* [TASK INSTRUCTIONS]
Go through the entries below and print each one exactly, leaving out pictures.

Data excerpts
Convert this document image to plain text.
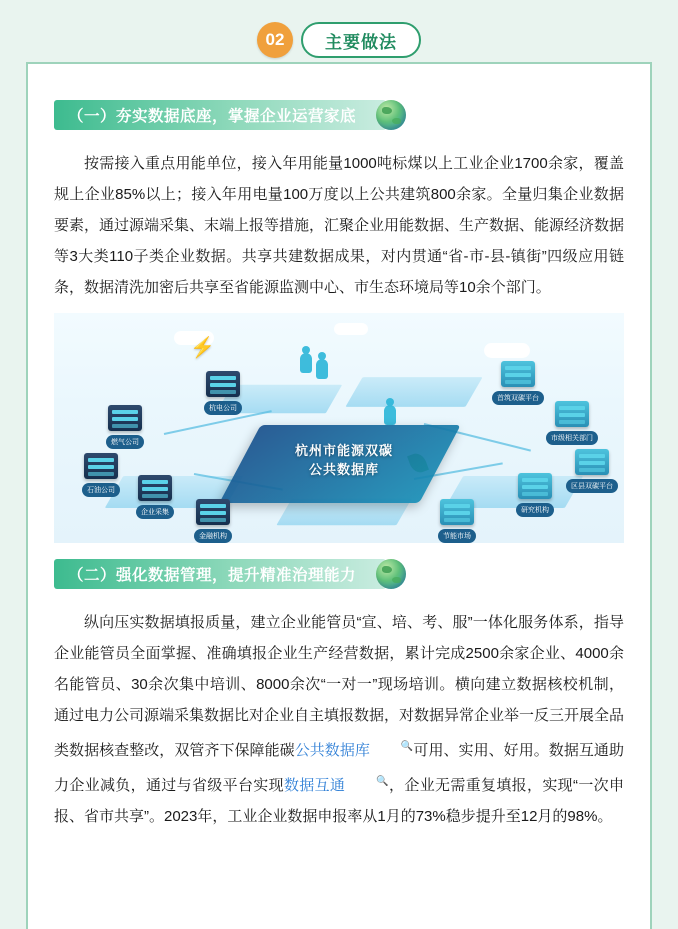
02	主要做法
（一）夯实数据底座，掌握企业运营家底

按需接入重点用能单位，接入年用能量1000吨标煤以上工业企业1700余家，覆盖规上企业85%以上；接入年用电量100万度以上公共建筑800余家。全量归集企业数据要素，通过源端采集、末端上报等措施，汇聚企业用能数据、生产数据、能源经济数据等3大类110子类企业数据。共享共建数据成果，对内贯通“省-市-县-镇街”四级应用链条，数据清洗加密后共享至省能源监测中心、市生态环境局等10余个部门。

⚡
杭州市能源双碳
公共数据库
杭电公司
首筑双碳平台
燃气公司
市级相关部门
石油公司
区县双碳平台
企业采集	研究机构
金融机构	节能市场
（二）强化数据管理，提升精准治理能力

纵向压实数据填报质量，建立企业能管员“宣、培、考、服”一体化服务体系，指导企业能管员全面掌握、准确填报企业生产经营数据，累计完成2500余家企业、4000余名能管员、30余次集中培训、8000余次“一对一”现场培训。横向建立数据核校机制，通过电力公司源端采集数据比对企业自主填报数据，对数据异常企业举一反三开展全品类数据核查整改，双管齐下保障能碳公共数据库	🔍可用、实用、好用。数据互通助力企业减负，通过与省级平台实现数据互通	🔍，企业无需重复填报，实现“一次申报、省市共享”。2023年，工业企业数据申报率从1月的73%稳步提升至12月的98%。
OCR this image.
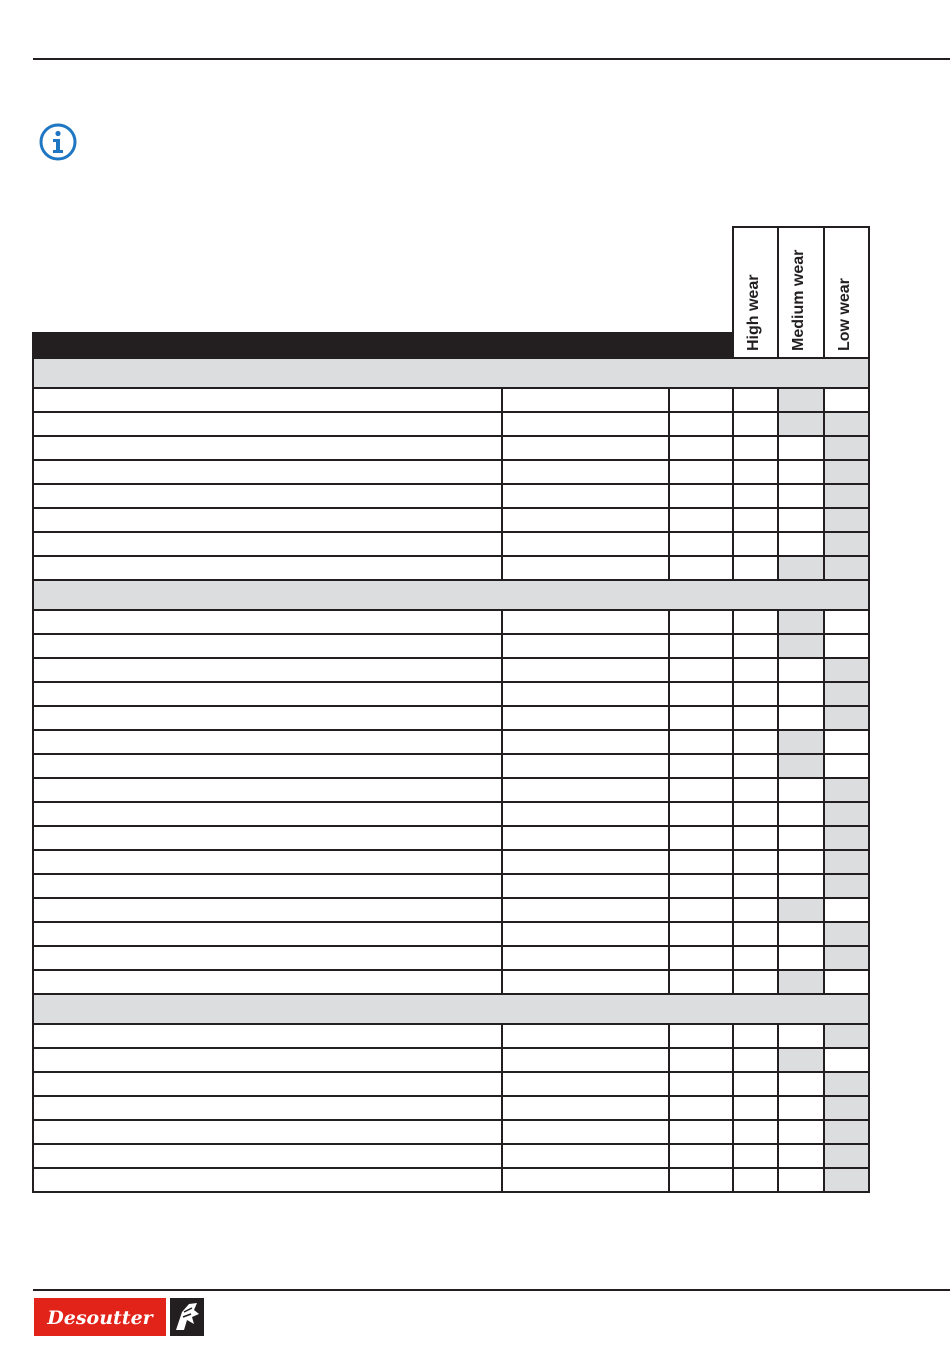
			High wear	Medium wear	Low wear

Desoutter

* [EXERCISE SOLUTION]
Convert this document image to plain text.
02	主要做法
（一）夯实数据底座，掌握企业运营家底

按需接入重点用能单位，接入年用能量1000吨标煤以上工业企业1700余家，覆盖规上企业85%以上；接入年用电量100万度以上公共建筑800余家。全量归集企业数据要素，通过源端采集、末端上报等措施，汇聚企业用能数据、生产数据、能源经济数据等3大类110子类企业数据。共享共建数据成果，对内贯通“省-市-县-镇街”四级应用链条，数据清洗加密后共享至省能源监测中心、市生态环境局等10余个部门。

⚡
杭州市能源双碳
公共数据库
杭电公司
首筑双碳平台
燃气公司
市级相关部门
石油公司
区县双碳平台
企业采集	研究机构
金融机构	节能市场
（二）强化数据管理，提升精准治理能力

纵向压实数据填报质量，建立企业能管员“宣、培、考、服”一体化服务体系，指导企业能管员全面掌握、准确填报企业生产经营数据，累计完成2500余家企业、4000余名能管员、30余次集中培训、8000余次“一对一”现场培训。横向建立数据核校机制，通过电力公司源端采集数据比对企业自主填报数据，对数据异常企业举一反三开展全品类数据核查整改，双管齐下保障能碳公共数据库	🔍可用、实用、好用。数据互通助力企业减负，通过与省级平台实现数据互通	🔍，企业无需重复填报，实现“一次申报、省市共享”。2023年，工业企业数据申报率从1月的73%稳步提升至12月的98%。
OCR this image.
			High wear	Medium wear	Low wear

Desoutter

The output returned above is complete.